- REQUIRED TASK -
Copy out all lines with the word "Вставь" in them.

──────── RECORDS SHOWN

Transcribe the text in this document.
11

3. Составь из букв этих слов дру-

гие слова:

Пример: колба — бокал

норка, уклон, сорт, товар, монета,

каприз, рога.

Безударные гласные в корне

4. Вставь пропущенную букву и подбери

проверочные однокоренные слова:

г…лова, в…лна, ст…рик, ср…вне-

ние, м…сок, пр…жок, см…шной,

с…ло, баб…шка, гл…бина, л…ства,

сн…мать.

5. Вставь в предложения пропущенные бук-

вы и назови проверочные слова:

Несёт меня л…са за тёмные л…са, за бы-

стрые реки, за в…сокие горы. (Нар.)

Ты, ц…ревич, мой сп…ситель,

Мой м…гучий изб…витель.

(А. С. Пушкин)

────────────────

- RESULT OF THIS EXERCISE -
4. Вставь пропущенную букву и подбери
5. Вставь в предложения пропущенные бук-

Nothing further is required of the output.